### Exercise prompt
Copy every line of the records below that holds the word "activation".

### Records to process
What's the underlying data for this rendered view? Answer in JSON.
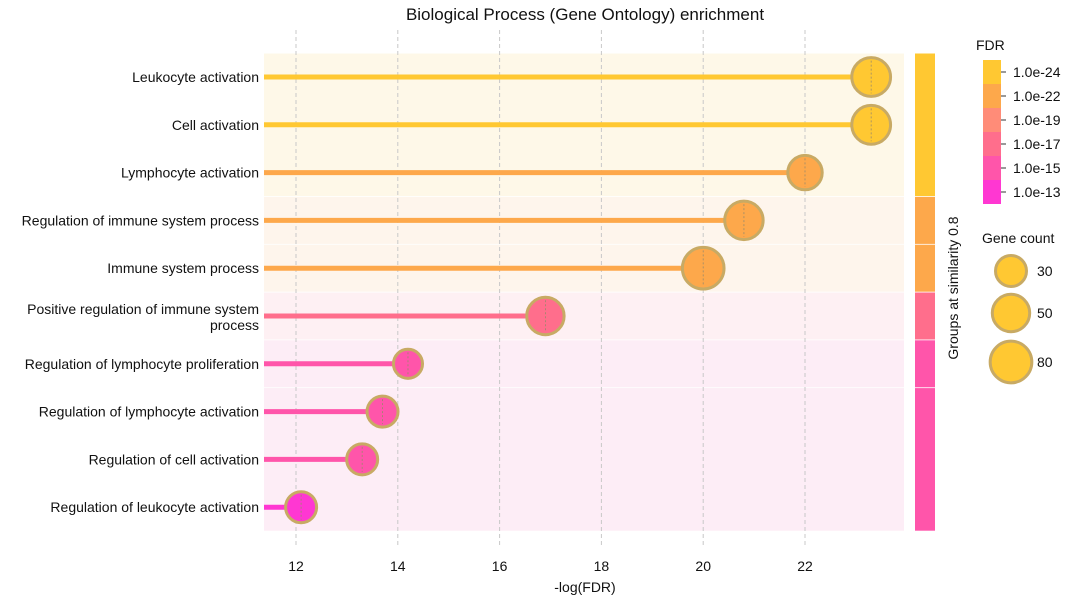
{
  "chart_data": {
    "type": "lollipop",
    "title": "Biological Process (Gene Ontology) enrichment",
    "xlabel": "-log(FDR)",
    "xlim": [
      11.4,
      24.0
    ],
    "xticks": [
      12,
      14,
      16,
      18,
      20,
      22
    ],
    "categories": [
      "Leukocyte activation",
      "Cell activation",
      "Lymphocyte activation",
      "Regulation of immune system process",
      "Immune system process",
      "Positive regulation of immune system process",
      "Regulation of lymphocyte proliferation",
      "Regulation of lymphocyte activation",
      "Regulation of cell activation",
      "Regulation of leukocyte activation"
    ],
    "category_lines": [
      [
        "Leukocyte activation"
      ],
      [
        "Cell activation"
      ],
      [
        "Lymphocyte activation"
      ],
      [
        "Regulation of immune system process"
      ],
      [
        "Immune system process"
      ],
      [
        "Positive regulation of immune system",
        "process"
      ],
      [
        "Regulation of lymphocyte proliferation"
      ],
      [
        "Regulation of lymphocyte activation"
      ],
      [
        "Regulation of cell activation"
      ],
      [
        "Regulation of leukocyte activation"
      ]
    ],
    "values": [
      23.3,
      23.3,
      22.0,
      20.8,
      20.0,
      16.9,
      14.2,
      13.7,
      13.3,
      12.1
    ],
    "gene_counts": [
      55,
      55,
      40,
      65,
      80,
      50,
      25,
      30,
      30,
      30
    ],
    "point_colors": [
      "#FFC832",
      "#FFC832",
      "#FDA84B",
      "#FDA84B",
      "#FDA84B",
      "#FF6E8C",
      "#FF55AA",
      "#FF55AA",
      "#FF55AA",
      "#FF37D2"
    ],
    "line_colors": [
      "#FFC832",
      "#FFC832",
      "#FDA84B",
      "#FDA84B",
      "#FDA84B",
      "#FF6E8C",
      "#FF55AA",
      "#FF55AA",
      "#FF55AA",
      "#FF37D2"
    ],
    "groups": [
      {
        "rows": [
          0,
          1,
          2
        ],
        "color": "#FFC832",
        "bg": "#FEF8E8"
      },
      {
        "rows": [
          3
        ],
        "color": "#FDA84B",
        "bg": "#FEF5EC"
      },
      {
        "rows": [
          4
        ],
        "color": "#FDA84B",
        "bg": "#FEF5EC"
      },
      {
        "rows": [
          5
        ],
        "color": "#FF6E8C",
        "bg": "#FEF0F3"
      },
      {
        "rows": [
          6
        ],
        "color": "#FF55AA",
        "bg": "#FDEDF6"
      },
      {
        "rows": [
          7,
          8,
          9
        ],
        "color": "#FF55AA",
        "bg": "#FDEDF6"
      }
    ],
    "group_axis_label": "Groups at similarity 0.8",
    "fdr_legend": {
      "title": "FDR",
      "entries": [
        {
          "label": "1.0e-24",
          "color": "#FFC832"
        },
        {
          "label": "1.0e-22",
          "color": "#FDA84B"
        },
        {
          "label": "1.0e-19",
          "color": "#FF8C78"
        },
        {
          "label": "1.0e-17",
          "color": "#FF6E8C"
        },
        {
          "label": "1.0e-15",
          "color": "#FF55AA"
        },
        {
          "label": "1.0e-13",
          "color": "#FF37D2"
        }
      ]
    },
    "size_legend": {
      "title": "Gene count",
      "entries": [
        30,
        50,
        80
      ],
      "color": "#FFC832",
      "edge": "#C8AA64"
    },
    "marker_edge_color": "#C8AA64",
    "grid": true
  }
}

### Task output
      "Leukocyte activation",
      "Cell activation",
      "Lymphocyte activation",
      "Regulation of lymphocyte activation",
      "Regulation of cell activation",
      "Regulation of leukocyte activation"
        "Leukocyte activation"
        "Cell activation"
        "Lymphocyte activation"
        "Regulation of lymphocyte activation"
        "Regulation of cell activation"
        "Regulation of leukocyte activation"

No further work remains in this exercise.